— start of DATA RECORDS —

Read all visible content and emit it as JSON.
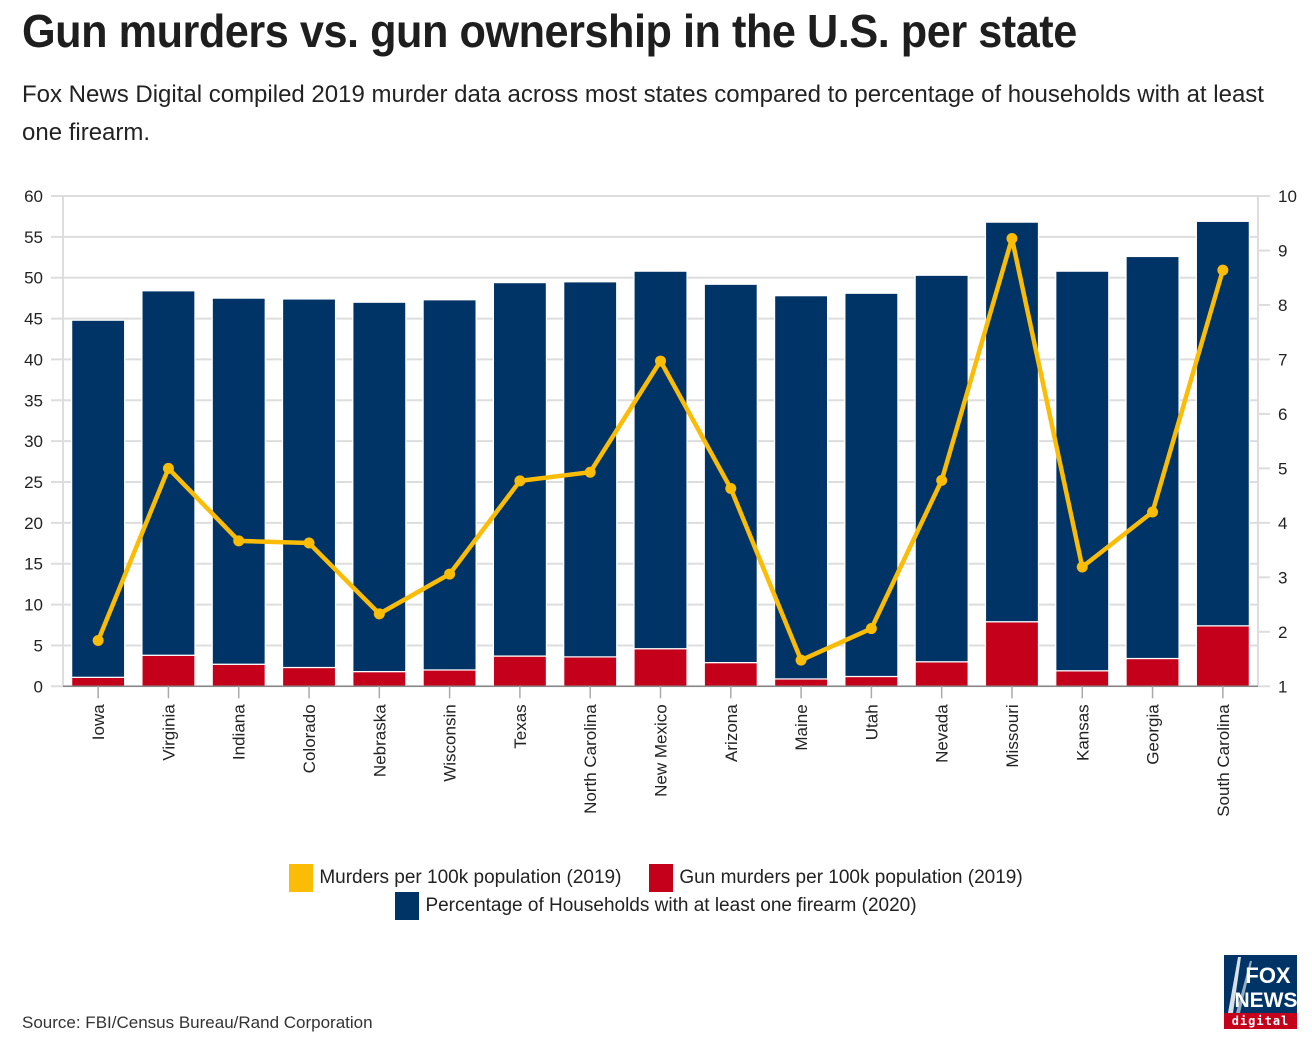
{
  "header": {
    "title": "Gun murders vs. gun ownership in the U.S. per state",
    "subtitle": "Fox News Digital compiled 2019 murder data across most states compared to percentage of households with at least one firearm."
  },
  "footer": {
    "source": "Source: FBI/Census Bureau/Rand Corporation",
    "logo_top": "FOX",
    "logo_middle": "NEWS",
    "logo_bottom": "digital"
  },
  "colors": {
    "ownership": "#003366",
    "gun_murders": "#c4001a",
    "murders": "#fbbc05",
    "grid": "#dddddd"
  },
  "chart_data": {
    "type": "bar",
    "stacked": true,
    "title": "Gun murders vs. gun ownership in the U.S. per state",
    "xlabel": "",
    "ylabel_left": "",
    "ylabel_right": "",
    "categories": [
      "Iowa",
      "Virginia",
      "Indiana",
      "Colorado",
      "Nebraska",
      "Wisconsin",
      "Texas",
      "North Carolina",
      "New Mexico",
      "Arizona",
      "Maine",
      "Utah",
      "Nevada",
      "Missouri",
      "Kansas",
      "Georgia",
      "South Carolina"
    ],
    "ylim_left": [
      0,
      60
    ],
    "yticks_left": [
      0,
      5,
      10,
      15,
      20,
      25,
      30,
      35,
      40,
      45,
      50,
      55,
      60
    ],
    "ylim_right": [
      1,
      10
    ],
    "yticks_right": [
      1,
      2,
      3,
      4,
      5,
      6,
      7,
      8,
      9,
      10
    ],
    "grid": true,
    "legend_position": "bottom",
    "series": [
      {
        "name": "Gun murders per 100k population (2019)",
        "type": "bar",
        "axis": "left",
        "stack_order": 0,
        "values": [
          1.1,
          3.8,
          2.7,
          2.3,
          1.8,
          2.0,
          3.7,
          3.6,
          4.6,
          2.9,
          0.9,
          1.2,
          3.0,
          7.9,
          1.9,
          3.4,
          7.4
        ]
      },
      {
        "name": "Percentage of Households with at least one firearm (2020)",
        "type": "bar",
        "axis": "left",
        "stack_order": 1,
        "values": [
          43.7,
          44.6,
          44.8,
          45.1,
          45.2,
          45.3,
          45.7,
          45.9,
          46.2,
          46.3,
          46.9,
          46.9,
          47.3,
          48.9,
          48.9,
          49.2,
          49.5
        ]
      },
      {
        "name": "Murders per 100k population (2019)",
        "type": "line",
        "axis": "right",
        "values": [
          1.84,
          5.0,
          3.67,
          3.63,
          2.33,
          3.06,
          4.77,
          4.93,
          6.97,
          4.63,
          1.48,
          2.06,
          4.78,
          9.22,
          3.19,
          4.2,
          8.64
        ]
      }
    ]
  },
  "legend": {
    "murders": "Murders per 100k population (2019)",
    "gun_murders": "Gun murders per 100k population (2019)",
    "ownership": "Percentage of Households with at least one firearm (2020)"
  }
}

— end of DATA RECORDS —

DIRECTIONS FOR THIS TASK:
Each line of the data is to be duplicated exactly; pictures stay out of the copy.

SOLUTION TO THIS TASK:
Read all visible content and emit it as JSON.
{
  "header": {
    "title": "Gun murders vs. gun ownership in the U.S. per state",
    "subtitle": "Fox News Digital compiled 2019 murder data across most states compared to percentage of households with at least one firearm."
  },
  "footer": {
    "source": "Source: FBI/Census Bureau/Rand Corporation",
    "logo_top": "FOX",
    "logo_middle": "NEWS",
    "logo_bottom": "digital"
  },
  "colors": {
    "ownership": "#003366",
    "gun_murders": "#c4001a",
    "murders": "#fbbc05",
    "grid": "#dddddd"
  },
  "chart_data": {
    "type": "bar",
    "stacked": true,
    "title": "Gun murders vs. gun ownership in the U.S. per state",
    "xlabel": "",
    "ylabel_left": "",
    "ylabel_right": "",
    "categories": [
      "Iowa",
      "Virginia",
      "Indiana",
      "Colorado",
      "Nebraska",
      "Wisconsin",
      "Texas",
      "North Carolina",
      "New Mexico",
      "Arizona",
      "Maine",
      "Utah",
      "Nevada",
      "Missouri",
      "Kansas",
      "Georgia",
      "South Carolina"
    ],
    "ylim_left": [
      0,
      60
    ],
    "yticks_left": [
      0,
      5,
      10,
      15,
      20,
      25,
      30,
      35,
      40,
      45,
      50,
      55,
      60
    ],
    "ylim_right": [
      1,
      10
    ],
    "yticks_right": [
      1,
      2,
      3,
      4,
      5,
      6,
      7,
      8,
      9,
      10
    ],
    "grid": true,
    "legend_position": "bottom",
    "series": [
      {
        "name": "Gun murders per 100k population (2019)",
        "type": "bar",
        "axis": "left",
        "stack_order": 0,
        "values": [
          1.1,
          3.8,
          2.7,
          2.3,
          1.8,
          2.0,
          3.7,
          3.6,
          4.6,
          2.9,
          0.9,
          1.2,
          3.0,
          7.9,
          1.9,
          3.4,
          7.4
        ]
      },
      {
        "name": "Percentage of Households with at least one firearm (2020)",
        "type": "bar",
        "axis": "left",
        "stack_order": 1,
        "values": [
          43.7,
          44.6,
          44.8,
          45.1,
          45.2,
          45.3,
          45.7,
          45.9,
          46.2,
          46.3,
          46.9,
          46.9,
          47.3,
          48.9,
          48.9,
          49.2,
          49.5
        ]
      },
      {
        "name": "Murders per 100k population (2019)",
        "type": "line",
        "axis": "right",
        "values": [
          1.84,
          5.0,
          3.67,
          3.63,
          2.33,
          3.06,
          4.77,
          4.93,
          6.97,
          4.63,
          1.48,
          2.06,
          4.78,
          9.22,
          3.19,
          4.2,
          8.64
        ]
      }
    ]
  },
  "legend": {
    "murders": "Murders per 100k population (2019)",
    "gun_murders": "Gun murders per 100k population (2019)",
    "ownership": "Percentage of Households with at least one firearm (2020)"
  }
}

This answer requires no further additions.